Entradas de elementos con recuadro:
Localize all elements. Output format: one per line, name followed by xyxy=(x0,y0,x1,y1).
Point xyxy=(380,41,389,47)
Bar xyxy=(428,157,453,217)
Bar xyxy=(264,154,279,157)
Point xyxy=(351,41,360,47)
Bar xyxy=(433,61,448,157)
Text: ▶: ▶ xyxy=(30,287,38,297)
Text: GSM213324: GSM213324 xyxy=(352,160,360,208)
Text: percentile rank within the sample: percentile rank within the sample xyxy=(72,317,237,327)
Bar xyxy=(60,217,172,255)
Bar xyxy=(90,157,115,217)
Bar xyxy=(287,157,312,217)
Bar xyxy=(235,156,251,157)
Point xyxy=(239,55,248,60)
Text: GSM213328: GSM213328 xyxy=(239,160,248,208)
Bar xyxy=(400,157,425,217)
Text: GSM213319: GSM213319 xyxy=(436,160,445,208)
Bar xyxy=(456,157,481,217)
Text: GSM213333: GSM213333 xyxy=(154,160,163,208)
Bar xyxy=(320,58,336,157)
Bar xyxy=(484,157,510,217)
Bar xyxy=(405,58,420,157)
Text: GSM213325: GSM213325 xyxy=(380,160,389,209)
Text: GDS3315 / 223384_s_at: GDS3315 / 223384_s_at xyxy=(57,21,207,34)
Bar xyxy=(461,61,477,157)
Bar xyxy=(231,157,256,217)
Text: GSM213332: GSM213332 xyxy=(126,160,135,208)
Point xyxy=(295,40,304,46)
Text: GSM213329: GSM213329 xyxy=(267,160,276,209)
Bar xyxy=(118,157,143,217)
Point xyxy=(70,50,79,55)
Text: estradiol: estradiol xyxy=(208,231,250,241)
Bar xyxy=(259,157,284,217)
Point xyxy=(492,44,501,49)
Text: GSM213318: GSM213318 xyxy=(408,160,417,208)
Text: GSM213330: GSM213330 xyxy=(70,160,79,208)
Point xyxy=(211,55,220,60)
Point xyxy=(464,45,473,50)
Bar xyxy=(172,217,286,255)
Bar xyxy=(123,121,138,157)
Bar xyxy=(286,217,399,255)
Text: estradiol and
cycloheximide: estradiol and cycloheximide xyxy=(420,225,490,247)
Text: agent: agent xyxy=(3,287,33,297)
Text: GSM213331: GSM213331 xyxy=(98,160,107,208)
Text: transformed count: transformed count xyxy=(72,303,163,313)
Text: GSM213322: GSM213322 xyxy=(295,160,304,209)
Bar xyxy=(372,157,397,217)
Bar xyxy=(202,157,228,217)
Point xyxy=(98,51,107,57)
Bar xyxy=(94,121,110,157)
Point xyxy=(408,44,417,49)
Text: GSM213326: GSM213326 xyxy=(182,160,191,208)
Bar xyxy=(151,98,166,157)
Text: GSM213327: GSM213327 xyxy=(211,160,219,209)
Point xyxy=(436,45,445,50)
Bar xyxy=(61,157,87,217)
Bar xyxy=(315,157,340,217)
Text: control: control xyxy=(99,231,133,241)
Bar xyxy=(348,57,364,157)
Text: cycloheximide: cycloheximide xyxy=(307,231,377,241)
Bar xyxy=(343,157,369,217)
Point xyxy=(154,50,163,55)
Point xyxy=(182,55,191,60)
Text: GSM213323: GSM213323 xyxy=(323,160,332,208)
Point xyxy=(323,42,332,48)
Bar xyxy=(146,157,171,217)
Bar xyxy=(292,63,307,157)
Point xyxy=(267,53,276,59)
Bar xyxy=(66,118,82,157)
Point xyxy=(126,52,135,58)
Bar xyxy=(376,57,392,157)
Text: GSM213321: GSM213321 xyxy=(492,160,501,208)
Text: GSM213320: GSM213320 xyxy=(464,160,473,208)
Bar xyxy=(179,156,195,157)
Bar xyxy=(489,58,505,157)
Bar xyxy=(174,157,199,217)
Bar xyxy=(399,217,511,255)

Instrucción -> Copia de nuevo las líneas que empiezan al inicio de los registros y siguen hasta la línea con "Text: GSM213324: GSM213324", ambas incluidas, sustituyendo "Point" por "Marker" y sin cambiar nada más.

Respuesta correcta ->
Localize all elements. Output format: one per line, name followed by xyxy=(x0,y0,x1,y1).
Marker xyxy=(380,41,389,47)
Bar xyxy=(428,157,453,217)
Bar xyxy=(264,154,279,157)
Marker xyxy=(351,41,360,47)
Bar xyxy=(433,61,448,157)
Text: ▶: ▶ xyxy=(30,287,38,297)
Text: GSM213324: GSM213324 xyxy=(352,160,360,208)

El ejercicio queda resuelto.